**WHAT YOU ARE ASKED TO DO**
Output every line below exactly.

**MATERIAL FOR THIS TASK**
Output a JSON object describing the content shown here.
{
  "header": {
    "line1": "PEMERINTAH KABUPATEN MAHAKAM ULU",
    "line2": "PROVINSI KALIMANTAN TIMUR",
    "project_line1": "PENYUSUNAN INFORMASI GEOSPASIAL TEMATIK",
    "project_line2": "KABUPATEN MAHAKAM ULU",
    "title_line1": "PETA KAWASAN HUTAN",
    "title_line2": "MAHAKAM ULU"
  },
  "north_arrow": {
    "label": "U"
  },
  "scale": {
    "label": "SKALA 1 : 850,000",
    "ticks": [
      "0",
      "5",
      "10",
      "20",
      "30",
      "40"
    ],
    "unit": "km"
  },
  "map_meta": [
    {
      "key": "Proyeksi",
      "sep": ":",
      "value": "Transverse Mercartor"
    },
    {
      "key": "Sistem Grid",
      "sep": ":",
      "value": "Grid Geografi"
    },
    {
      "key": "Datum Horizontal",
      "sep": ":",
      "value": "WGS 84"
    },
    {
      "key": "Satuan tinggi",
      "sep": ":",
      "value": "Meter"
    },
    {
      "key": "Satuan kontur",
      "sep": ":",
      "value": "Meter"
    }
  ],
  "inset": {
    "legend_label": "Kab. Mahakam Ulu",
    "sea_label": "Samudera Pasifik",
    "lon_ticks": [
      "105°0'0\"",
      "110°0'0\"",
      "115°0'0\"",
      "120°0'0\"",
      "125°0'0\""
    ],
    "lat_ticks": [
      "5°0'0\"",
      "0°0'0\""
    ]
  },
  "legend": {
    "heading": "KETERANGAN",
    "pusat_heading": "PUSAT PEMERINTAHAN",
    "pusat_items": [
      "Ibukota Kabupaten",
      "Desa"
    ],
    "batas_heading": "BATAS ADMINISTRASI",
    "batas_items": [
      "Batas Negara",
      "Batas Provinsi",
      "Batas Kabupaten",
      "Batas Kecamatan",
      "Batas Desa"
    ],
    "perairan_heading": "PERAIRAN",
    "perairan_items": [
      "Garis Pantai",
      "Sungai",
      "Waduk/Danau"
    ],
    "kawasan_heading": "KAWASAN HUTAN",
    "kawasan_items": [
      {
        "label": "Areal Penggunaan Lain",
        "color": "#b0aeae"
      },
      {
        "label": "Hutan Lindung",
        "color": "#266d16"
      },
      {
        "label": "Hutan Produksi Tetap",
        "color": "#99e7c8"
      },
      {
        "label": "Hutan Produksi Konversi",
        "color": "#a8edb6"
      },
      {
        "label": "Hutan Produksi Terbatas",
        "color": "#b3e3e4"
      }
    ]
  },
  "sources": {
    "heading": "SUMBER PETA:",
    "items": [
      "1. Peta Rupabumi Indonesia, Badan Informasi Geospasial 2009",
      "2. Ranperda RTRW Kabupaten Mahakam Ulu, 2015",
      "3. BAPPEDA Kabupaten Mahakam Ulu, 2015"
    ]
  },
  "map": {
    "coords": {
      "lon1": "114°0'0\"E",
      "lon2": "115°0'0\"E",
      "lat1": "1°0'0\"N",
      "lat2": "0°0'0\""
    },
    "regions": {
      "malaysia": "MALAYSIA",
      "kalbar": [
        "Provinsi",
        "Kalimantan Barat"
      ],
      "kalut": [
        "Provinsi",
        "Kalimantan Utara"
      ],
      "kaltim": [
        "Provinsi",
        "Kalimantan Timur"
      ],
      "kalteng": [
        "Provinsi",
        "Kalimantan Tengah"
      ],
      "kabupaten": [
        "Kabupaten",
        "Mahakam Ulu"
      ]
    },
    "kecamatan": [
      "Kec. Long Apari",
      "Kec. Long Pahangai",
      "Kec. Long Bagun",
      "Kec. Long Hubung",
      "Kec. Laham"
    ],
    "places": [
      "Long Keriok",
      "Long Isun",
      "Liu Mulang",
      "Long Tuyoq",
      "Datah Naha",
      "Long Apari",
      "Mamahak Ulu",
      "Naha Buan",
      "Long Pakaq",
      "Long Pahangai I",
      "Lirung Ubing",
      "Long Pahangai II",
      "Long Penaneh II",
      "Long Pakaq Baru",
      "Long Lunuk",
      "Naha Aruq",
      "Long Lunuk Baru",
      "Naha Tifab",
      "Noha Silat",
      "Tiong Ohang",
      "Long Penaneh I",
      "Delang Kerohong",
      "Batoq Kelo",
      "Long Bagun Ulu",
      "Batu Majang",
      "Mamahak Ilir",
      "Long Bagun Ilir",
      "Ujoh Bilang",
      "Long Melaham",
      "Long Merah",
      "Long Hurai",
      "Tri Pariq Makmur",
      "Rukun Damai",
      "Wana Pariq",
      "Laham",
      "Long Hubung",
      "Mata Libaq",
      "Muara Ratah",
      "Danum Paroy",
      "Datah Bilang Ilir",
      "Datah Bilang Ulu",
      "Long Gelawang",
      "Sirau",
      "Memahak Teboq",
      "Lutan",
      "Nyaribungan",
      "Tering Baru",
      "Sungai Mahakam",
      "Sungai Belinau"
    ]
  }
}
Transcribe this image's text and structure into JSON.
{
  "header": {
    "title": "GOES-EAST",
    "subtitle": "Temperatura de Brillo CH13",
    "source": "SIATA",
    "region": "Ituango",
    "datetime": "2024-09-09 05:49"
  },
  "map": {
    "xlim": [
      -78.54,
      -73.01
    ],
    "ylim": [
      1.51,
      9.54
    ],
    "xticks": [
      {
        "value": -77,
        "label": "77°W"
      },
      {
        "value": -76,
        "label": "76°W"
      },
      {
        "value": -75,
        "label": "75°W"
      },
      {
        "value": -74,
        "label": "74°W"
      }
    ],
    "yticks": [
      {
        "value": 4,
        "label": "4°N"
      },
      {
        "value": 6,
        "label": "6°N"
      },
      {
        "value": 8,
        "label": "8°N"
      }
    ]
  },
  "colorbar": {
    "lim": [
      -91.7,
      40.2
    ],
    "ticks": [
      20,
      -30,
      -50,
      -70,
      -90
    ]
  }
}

**OUTPUT FOR THIS EXERCISE**
Output a JSON object describing the content shown here.
{
  "header": {
    "line1": "PEMERINTAH KABUPATEN MAHAKAM ULU",
    "line2": "PROVINSI KALIMANTAN TIMUR",
    "project_line1": "PENYUSUNAN INFORMASI GEOSPASIAL TEMATIK",
    "project_line2": "KABUPATEN MAHAKAM ULU",
    "title_line1": "PETA KAWASAN HUTAN",
    "title_line2": "MAHAKAM ULU"
  },
  "north_arrow": {
    "label": "U"
  },
  "scale": {
    "label": "SKALA 1 : 850,000",
    "ticks": [
      "0",
      "5",
      "10",
      "20",
      "30",
      "40"
    ],
    "unit": "km"
  },
  "map_meta": [
    {
      "key": "Proyeksi",
      "sep": ":",
      "value": "Transverse Mercartor"
    },
    {
      "key": "Sistem Grid",
      "sep": ":",
      "value": "Grid Geografi"
    },
    {
      "key": "Datum Horizontal",
      "sep": ":",
      "value": "WGS 84"
    },
    {
      "key": "Satuan tinggi",
      "sep": ":",
      "value": "Meter"
    },
    {
      "key": "Satuan kontur",
      "sep": ":",
      "value": "Meter"
    }
  ],
  "inset": {
    "legend_label": "Kab. Mahakam Ulu",
    "sea_label": "Samudera Pasifik",
    "lon_ticks": [
      "105°0'0\"",
      "110°0'0\"",
      "115°0'0\"",
      "120°0'0\"",
      "125°0'0\""
    ],
    "lat_ticks": [
      "5°0'0\"",
      "0°0'0\""
    ]
  },
  "legend": {
    "heading": "KETERANGAN",
    "pusat_heading": "PUSAT PEMERINTAHAN",
    "pusat_items": [
      "Ibukota Kabupaten",
      "Desa"
    ],
    "batas_heading": "BATAS ADMINISTRASI",
    "batas_items": [
      "Batas Negara",
      "Batas Provinsi",
      "Batas Kabupaten",
      "Batas Kecamatan",
      "Batas Desa"
    ],
    "perairan_heading": "PERAIRAN",
    "perairan_items": [
      "Garis Pantai",
      "Sungai",
      "Waduk/Danau"
    ],
    "kawasan_heading": "KAWASAN HUTAN",
    "kawasan_items": [
      {
        "label": "Areal Penggunaan Lain",
        "color": "#b0aeae"
      },
      {
        "label": "Hutan Lindung",
        "color": "#266d16"
      },
      {
        "label": "Hutan Produksi Tetap",
        "color": "#99e7c8"
      },
      {
        "label": "Hutan Produksi Konversi",
        "color": "#a8edb6"
      },
      {
        "label": "Hutan Produksi Terbatas",
        "color": "#b3e3e4"
      }
    ]
  },
  "sources": {
    "heading": "SUMBER PETA:",
    "items": [
      "1. Peta Rupabumi Indonesia, Badan Informasi Geospasial 2009",
      "2. Ranperda RTRW Kabupaten Mahakam Ulu, 2015",
      "3. BAPPEDA Kabupaten Mahakam Ulu, 2015"
    ]
  },
  "map": {
    "coords": {
      "lon1": "114°0'0\"E",
      "lon2": "115°0'0\"E",
      "lat1": "1°0'0\"N",
      "lat2": "0°0'0\""
    },
    "regions": {
      "malaysia": "MALAYSIA",
      "kalbar": [
        "Provinsi",
        "Kalimantan Barat"
      ],
      "kalut": [
        "Provinsi",
        "Kalimantan Utara"
      ],
      "kaltim": [
        "Provinsi",
        "Kalimantan Timur"
      ],
      "kalteng": [
        "Provinsi",
        "Kalimantan Tengah"
      ],
      "kabupaten": [
        "Kabupaten",
        "Mahakam Ulu"
      ]
    },
    "kecamatan": [
      "Kec. Long Apari",
      "Kec. Long Pahangai",
      "Kec. Long Bagun",
      "Kec. Long Hubung",
      "Kec. Laham"
    ],
    "places": [
      "Long Keriok",
      "Long Isun",
      "Liu Mulang",
      "Long Tuyoq",
      "Datah Naha",
      "Long Apari",
      "Mamahak Ulu",
      "Naha Buan",
      "Long Pakaq",
      "Long Pahangai I",
      "Lirung Ubing",
      "Long Pahangai II",
      "Long Penaneh II",
      "Long Pakaq Baru",
      "Long Lunuk",
      "Naha Aruq",
      "Long Lunuk Baru",
      "Naha Tifab",
      "Noha Silat",
      "Tiong Ohang",
      "Long Penaneh I",
      "Delang Kerohong",
      "Batoq Kelo",
      "Long Bagun Ulu",
      "Batu Majang",
      "Mamahak Ilir",
      "Long Bagun Ilir",
      "Ujoh Bilang",
      "Long Melaham",
      "Long Merah",
      "Long Hurai",
      "Tri Pariq Makmur",
      "Rukun Damai",
      "Wana Pariq",
      "Laham",
      "Long Hubung",
      "Mata Libaq",
      "Muara Ratah",
      "Danum Paroy",
      "Datah Bilang Ilir",
      "Datah Bilang Ulu",
      "Long Gelawang",
      "Sirau",
      "Memahak Teboq",
      "Lutan",
      "Nyaribungan",
      "Tering Baru",
      "Sungai Mahakam",
      "Sungai Belinau"
    ]
  }
}
Transcribe this image's text and structure into JSON.
{
  "header": {
    "title": "GOES-EAST",
    "subtitle": "Temperatura de Brillo CH13",
    "source": "SIATA",
    "region": "Ituango",
    "datetime": "2024-09-09 05:49"
  },
  "map": {
    "xlim": [
      -78.54,
      -73.01
    ],
    "ylim": [
      1.51,
      9.54
    ],
    "xticks": [
      {
        "value": -77,
        "label": "77°W"
      },
      {
        "value": -76,
        "label": "76°W"
      },
      {
        "value": -75,
        "label": "75°W"
      },
      {
        "value": -74,
        "label": "74°W"
      }
    ],
    "yticks": [
      {
        "value": 4,
        "label": "4°N"
      },
      {
        "value": 6,
        "label": "6°N"
      },
      {
        "value": 8,
        "label": "8°N"
      }
    ]
  },
  "colorbar": {
    "lim": [
      -91.7,
      40.2
    ],
    "ticks": [
      20,
      -30,
      -50,
      -70,
      -90
    ]
  }
}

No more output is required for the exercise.